:: DIRECTIONS ::
Copy the data exactly; pictures stay out of the copy.
━━━ STORED RECORDS ━━━
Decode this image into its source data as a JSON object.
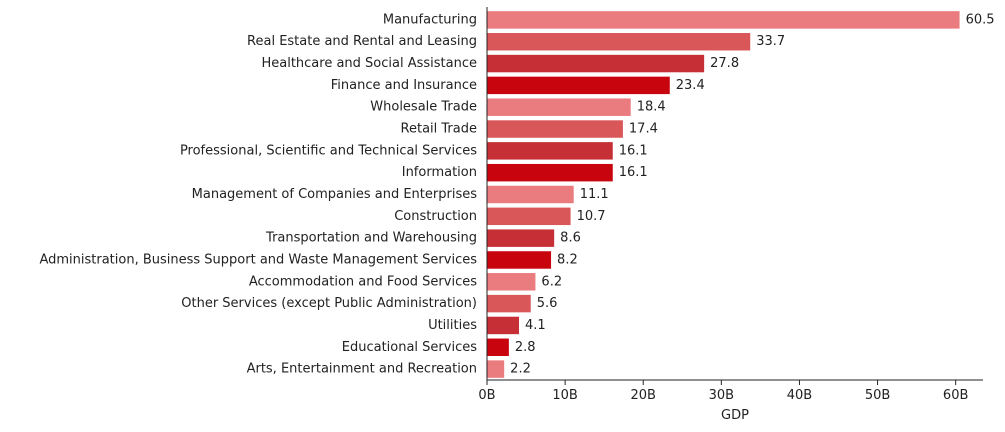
{
  "chart_data": {
    "type": "bar",
    "orientation": "horizontal",
    "title": "",
    "xlabel": "GDP",
    "ylabel": "",
    "xlim": [
      0,
      63.5
    ],
    "x_ticks": [
      {
        "value": 0,
        "label": "0B"
      },
      {
        "value": 10,
        "label": "10B"
      },
      {
        "value": 20,
        "label": "20B"
      },
      {
        "value": 30,
        "label": "30B"
      },
      {
        "value": 40,
        "label": "40B"
      },
      {
        "value": 50,
        "label": "50B"
      },
      {
        "value": 60,
        "label": "60B"
      }
    ],
    "grid": false,
    "categories": [
      "Manufacturing",
      "Real Estate and Rental and Leasing",
      "Healthcare and Social Assistance",
      "Finance and Insurance",
      "Wholesale Trade",
      "Retail Trade",
      "Professional, Scientific and Technical Services",
      "Information",
      "Management of Companies and Enterprises",
      "Construction",
      "Transportation and Warehousing",
      "Administration, Business Support and Waste Management Services",
      "Accommodation and Food Services",
      "Other Services (except Public Administration)",
      "Utilities",
      "Educational Services",
      "Arts, Entertainment and Recreation"
    ],
    "values": [
      60.5,
      33.7,
      27.8,
      23.4,
      18.4,
      17.4,
      16.1,
      16.1,
      11.1,
      10.7,
      8.6,
      8.2,
      6.2,
      5.6,
      4.1,
      2.8,
      2.2
    ],
    "value_labels": [
      "60.5",
      "33.7",
      "27.8",
      "23.4",
      "18.4",
      "17.4",
      "16.1",
      "16.1",
      "11.1",
      "10.7",
      "8.6",
      "8.2",
      "6.2",
      "5.6",
      "4.1",
      "2.8",
      "2.2"
    ],
    "bar_colors": [
      "#ea7b7e",
      "#d95759",
      "#c52f35",
      "#c8050f"
    ]
  }
}
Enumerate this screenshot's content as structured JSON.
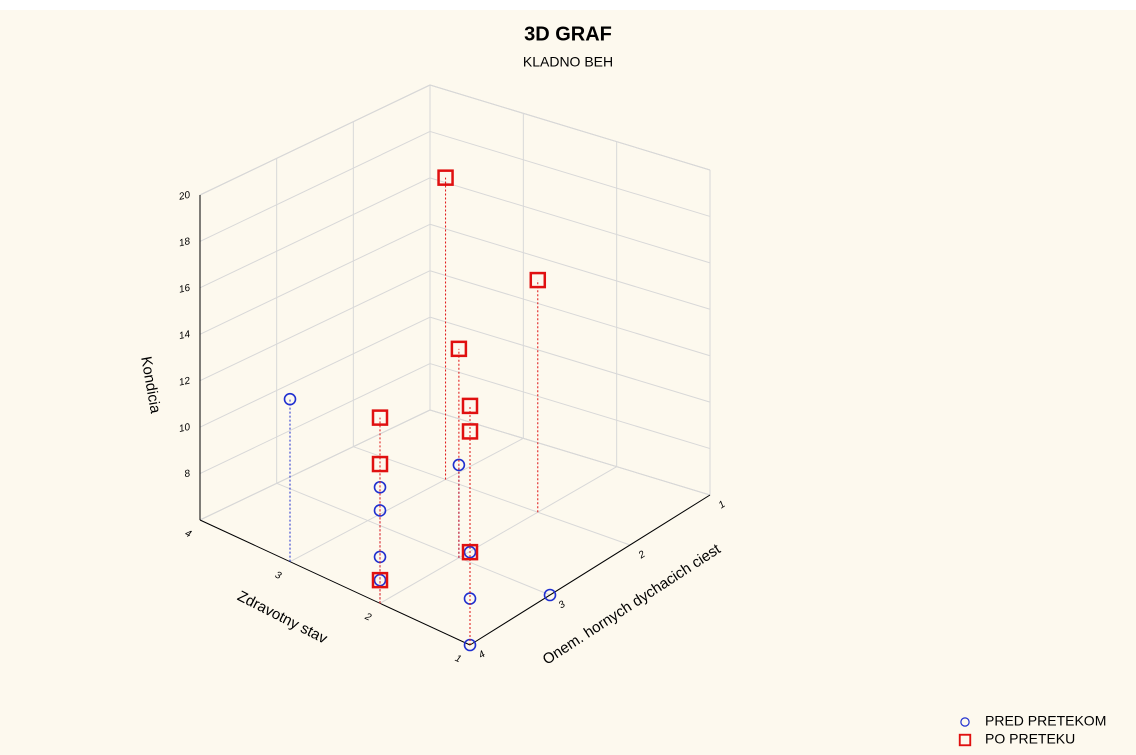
{
  "chart_data": {
    "type": "scatter3d",
    "title": "3D GRAF",
    "subtitle": "KLADNO BEH",
    "xlabel": "Zdravotny stav",
    "ylabel": "Onem. hornych dychacich ciest",
    "zlabel": "Kondicia",
    "xlim": [
      1,
      4
    ],
    "xticks": [
      1,
      2,
      3,
      4
    ],
    "ylim": [
      1,
      4
    ],
    "yticks": [
      1,
      2,
      3,
      4
    ],
    "zlim": [
      6,
      20
    ],
    "zticks": [
      8,
      10,
      12,
      14,
      16,
      18,
      20
    ],
    "grid": true,
    "legend": "lower right",
    "series": [
      {
        "name": "PRED PRETEKOM",
        "color": "#1f2fd0",
        "marker": "circle",
        "x": [
          3,
          2,
          2,
          2,
          2,
          1,
          1,
          1,
          1,
          2
        ],
        "y": [
          4,
          4,
          4,
          4,
          4,
          4,
          4,
          4,
          3,
          3
        ],
        "z": [
          13,
          7,
          8,
          10,
          11,
          6,
          8,
          10,
          6,
          10
        ]
      },
      {
        "name": "PO PRETEKU",
        "color": "#e01010",
        "marker": "square",
        "x": [
          2,
          2,
          2,
          1,
          1,
          1,
          2,
          2,
          3
        ],
        "y": [
          4,
          4,
          4,
          4,
          4,
          4,
          3,
          2,
          2
        ],
        "z": [
          7,
          12,
          14,
          10,
          15.2,
          16.3,
          15,
          16,
          19
        ]
      }
    ]
  }
}
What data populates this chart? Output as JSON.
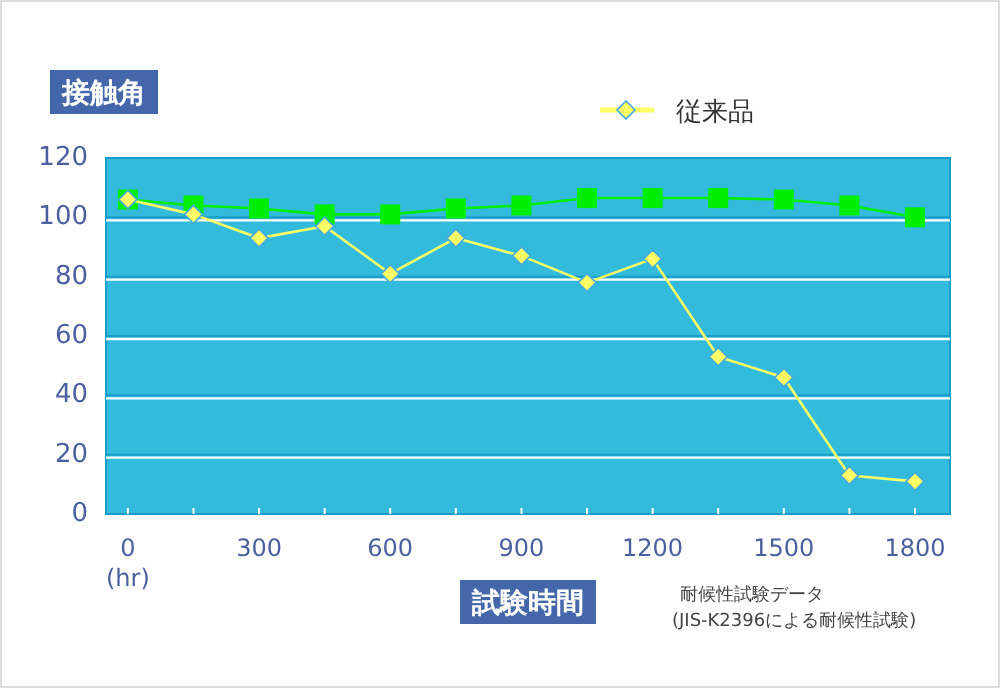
{
  "chart_data": {
    "type": "line",
    "xlabel": "試験時間",
    "ylabel": "接触角",
    "x": [
      0,
      150,
      300,
      450,
      600,
      750,
      900,
      1050,
      1200,
      1350,
      1500,
      1650,
      1800
    ],
    "series": [
      {
        "color": "#00ee00",
        "marker": "square",
        "values": [
          106,
          104,
          103,
          101,
          101,
          103,
          104,
          106.5,
          106.5,
          106.5,
          106,
          104,
          100
        ]
      },
      {
        "name": "従来品",
        "color": "#ffff66",
        "marker": "diamond",
        "values": [
          106,
          101,
          93,
          97,
          81,
          93,
          87,
          78,
          86,
          53,
          46,
          13,
          11
        ]
      }
    ],
    "xlim": [
      -50,
      1880
    ],
    "ylim": [
      0,
      120
    ],
    "xticks": [
      0,
      {
        "value": 150,
        "label": null
      },
      300,
      {
        "value": 450,
        "label": null
      },
      600,
      {
        "value": 750,
        "label": null
      },
      900,
      {
        "value": 1050,
        "label": null
      },
      1200,
      {
        "value": 1350,
        "label": null
      },
      1500,
      {
        "value": 1650,
        "label": null
      },
      1800
    ],
    "yticks": [
      0,
      20,
      40,
      60,
      80,
      100,
      120
    ],
    "grid": "y",
    "legend": "top right",
    "line_style": "solid",
    "annotations": [
      "(hr)",
      "耐候性試験データ",
      "(JIS-K2396による耐候性試験)"
    ]
  }
}
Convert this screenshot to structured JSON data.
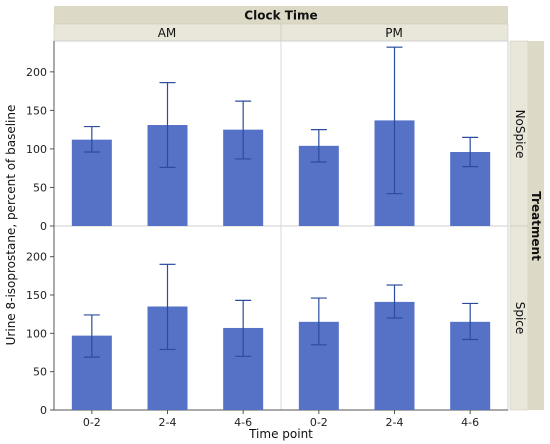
{
  "chart_data": {
    "type": "bar",
    "column_group_title": "Clock Time",
    "column_groups": [
      "AM",
      "PM"
    ],
    "row_group_title": "Treatment",
    "row_groups": [
      "NoSpice",
      "Spice"
    ],
    "categories": [
      "0-2",
      "2-4",
      "4-6"
    ],
    "xlabel": "Time point",
    "ylabel": "Urine 8-isoprostane, percent of baseline",
    "ylim": [
      0,
      240
    ],
    "yticks": [
      0,
      50,
      100,
      150,
      200
    ],
    "error_bars": true,
    "bar_color": "#5572C7",
    "error_color": "#2B4C9E",
    "panels": [
      {
        "row": "NoSpice",
        "col": "AM",
        "values": [
          112,
          131,
          125
        ],
        "err_low": [
          96,
          76,
          87
        ],
        "err_high": [
          129,
          186,
          162
        ]
      },
      {
        "row": "NoSpice",
        "col": "PM",
        "values": [
          104,
          137,
          96
        ],
        "err_low": [
          83,
          42,
          77
        ],
        "err_high": [
          125,
          232,
          115
        ]
      },
      {
        "row": "Spice",
        "col": "AM",
        "values": [
          97,
          135,
          107
        ],
        "err_low": [
          69,
          79,
          70
        ],
        "err_high": [
          124,
          190,
          143
        ]
      },
      {
        "row": "Spice",
        "col": "PM",
        "values": [
          115,
          141,
          115
        ],
        "err_low": [
          85,
          120,
          92
        ],
        "err_high": [
          146,
          163,
          139
        ]
      }
    ]
  }
}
━━━
:: PROBLEM SOLUTION ::
Decode this image into its source data as a JSON object.
{
  "chart_data": {
    "type": "bar",
    "orientation": "horizontal",
    "title": "",
    "xlabel": "GDP",
    "ylabel": "",
    "xlim": [
      0,
      63.5
    ],
    "x_ticks": [
      {
        "value": 0,
        "label": "0B"
      },
      {
        "value": 10,
        "label": "10B"
      },
      {
        "value": 20,
        "label": "20B"
      },
      {
        "value": 30,
        "label": "30B"
      },
      {
        "value": 40,
        "label": "40B"
      },
      {
        "value": 50,
        "label": "50B"
      },
      {
        "value": 60,
        "label": "60B"
      }
    ],
    "grid": false,
    "categories": [
      "Manufacturing",
      "Real Estate and Rental and Leasing",
      "Healthcare and Social Assistance",
      "Finance and Insurance",
      "Wholesale Trade",
      "Retail Trade",
      "Professional, Scientific and Technical Services",
      "Information",
      "Management of Companies and Enterprises",
      "Construction",
      "Transportation and Warehousing",
      "Administration, Business Support and Waste Management Services",
      "Accommodation and Food Services",
      "Other Services (except Public Administration)",
      "Utilities",
      "Educational Services",
      "Arts, Entertainment and Recreation"
    ],
    "values": [
      60.5,
      33.7,
      27.8,
      23.4,
      18.4,
      17.4,
      16.1,
      16.1,
      11.1,
      10.7,
      8.6,
      8.2,
      6.2,
      5.6,
      4.1,
      2.8,
      2.2
    ],
    "value_labels": [
      "60.5",
      "33.7",
      "27.8",
      "23.4",
      "18.4",
      "17.4",
      "16.1",
      "16.1",
      "11.1",
      "10.7",
      "8.6",
      "8.2",
      "6.2",
      "5.6",
      "4.1",
      "2.8",
      "2.2"
    ],
    "bar_colors": [
      "#ea7b7e",
      "#d95759",
      "#c52f35",
      "#c8050f"
    ]
  }
}
Enumerate this screenshot's content as structured JSON.
{
  "chart_data": {
    "type": "scatter3d",
    "title": "3D GRAF",
    "subtitle": "KLADNO BEH",
    "xlabel": "Zdravotny stav",
    "ylabel": "Onem. hornych dychacich ciest",
    "zlabel": "Kondicia",
    "xlim": [
      1,
      4
    ],
    "xticks": [
      1,
      2,
      3,
      4
    ],
    "ylim": [
      1,
      4
    ],
    "yticks": [
      1,
      2,
      3,
      4
    ],
    "zlim": [
      6,
      20
    ],
    "zticks": [
      8,
      10,
      12,
      14,
      16,
      18,
      20
    ],
    "grid": true,
    "legend": "lower right",
    "series": [
      {
        "name": "PRED PRETEKOM",
        "color": "#1f2fd0",
        "marker": "circle",
        "x": [
          3,
          2,
          2,
          2,
          2,
          1,
          1,
          1,
          1,
          2
        ],
        "y": [
          4,
          4,
          4,
          4,
          4,
          4,
          4,
          4,
          3,
          3
        ],
        "z": [
          13,
          7,
          8,
          10,
          11,
          6,
          8,
          10,
          6,
          10
        ]
      },
      {
        "name": "PO PRETEKU",
        "color": "#e01010",
        "marker": "square",
        "x": [
          2,
          2,
          2,
          1,
          1,
          1,
          2,
          2,
          3
        ],
        "y": [
          4,
          4,
          4,
          4,
          4,
          4,
          3,
          2,
          2
        ],
        "z": [
          7,
          12,
          14,
          10,
          15.2,
          16.3,
          15,
          16,
          19
        ]
      }
    ]
  }
}
What data populates this chart? Output as JSON.
{
  "chart_data": {
    "type": "line",
    "xlabel": "試験時間",
    "ylabel": "接触角",
    "x": [
      0,
      150,
      300,
      450,
      600,
      750,
      900,
      1050,
      1200,
      1350,
      1500,
      1650,
      1800
    ],
    "series": [
      {
        "color": "#00ee00",
        "marker": "square",
        "values": [
          106,
          104,
          103,
          101,
          101,
          103,
          104,
          106.5,
          106.5,
          106.5,
          106,
          104,
          100
        ]
      },
      {
        "name": "従来品",
        "color": "#ffff66",
        "marker": "diamond",
        "values": [
          106,
          101,
          93,
          97,
          81,
          93,
          87,
          78,
          86,
          53,
          46,
          13,
          11
        ]
      }
    ],
    "xlim": [
      -50,
      1880
    ],
    "ylim": [
      0,
      120
    ],
    "xticks": [
      0,
      {
        "value": 150,
        "label": null
      },
      300,
      {
        "value": 450,
        "label": null
      },
      600,
      {
        "value": 750,
        "label": null
      },
      900,
      {
        "value": 1050,
        "label": null
      },
      1200,
      {
        "value": 1350,
        "label": null
      },
      1500,
      {
        "value": 1650,
        "label": null
      },
      1800
    ],
    "yticks": [
      0,
      20,
      40,
      60,
      80,
      100,
      120
    ],
    "grid": "y",
    "legend": "top right",
    "line_style": "solid",
    "annotations": [
      "(hr)",
      "耐候性試験データ",
      "(JIS-K2396による耐候性試験)"
    ]
  }
}
Convert this screenshot to structured JSON data.
{
  "chart_data": {
    "type": "bar",
    "column_group_title": "Clock Time",
    "column_groups": [
      "AM",
      "PM"
    ],
    "row_group_title": "Treatment",
    "row_groups": [
      "NoSpice",
      "Spice"
    ],
    "categories": [
      "0-2",
      "2-4",
      "4-6"
    ],
    "xlabel": "Time point",
    "ylabel": "Urine 8-isoprostane, percent of baseline",
    "ylim": [
      0,
      240
    ],
    "yticks": [
      0,
      50,
      100,
      150,
      200
    ],
    "error_bars": true,
    "bar_color": "#5572C7",
    "error_color": "#2B4C9E",
    "panels": [
      {
        "row": "NoSpice",
        "col": "AM",
        "values": [
          112,
          131,
          125
        ],
        "err_low": [
          96,
          76,
          87
        ],
        "err_high": [
          129,
          186,
          162
        ]
      },
      {
        "row": "NoSpice",
        "col": "PM",
        "values": [
          104,
          137,
          96
        ],
        "err_low": [
          83,
          42,
          77
        ],
        "err_high": [
          125,
          232,
          115
        ]
      },
      {
        "row": "Spice",
        "col": "AM",
        "values": [
          97,
          135,
          107
        ],
        "err_low": [
          69,
          79,
          70
        ],
        "err_high": [
          124,
          190,
          143
        ]
      },
      {
        "row": "Spice",
        "col": "PM",
        "values": [
          115,
          141,
          115
        ],
        "err_low": [
          85,
          120,
          92
        ],
        "err_high": [
          146,
          163,
          139
        ]
      }
    ]
  }
}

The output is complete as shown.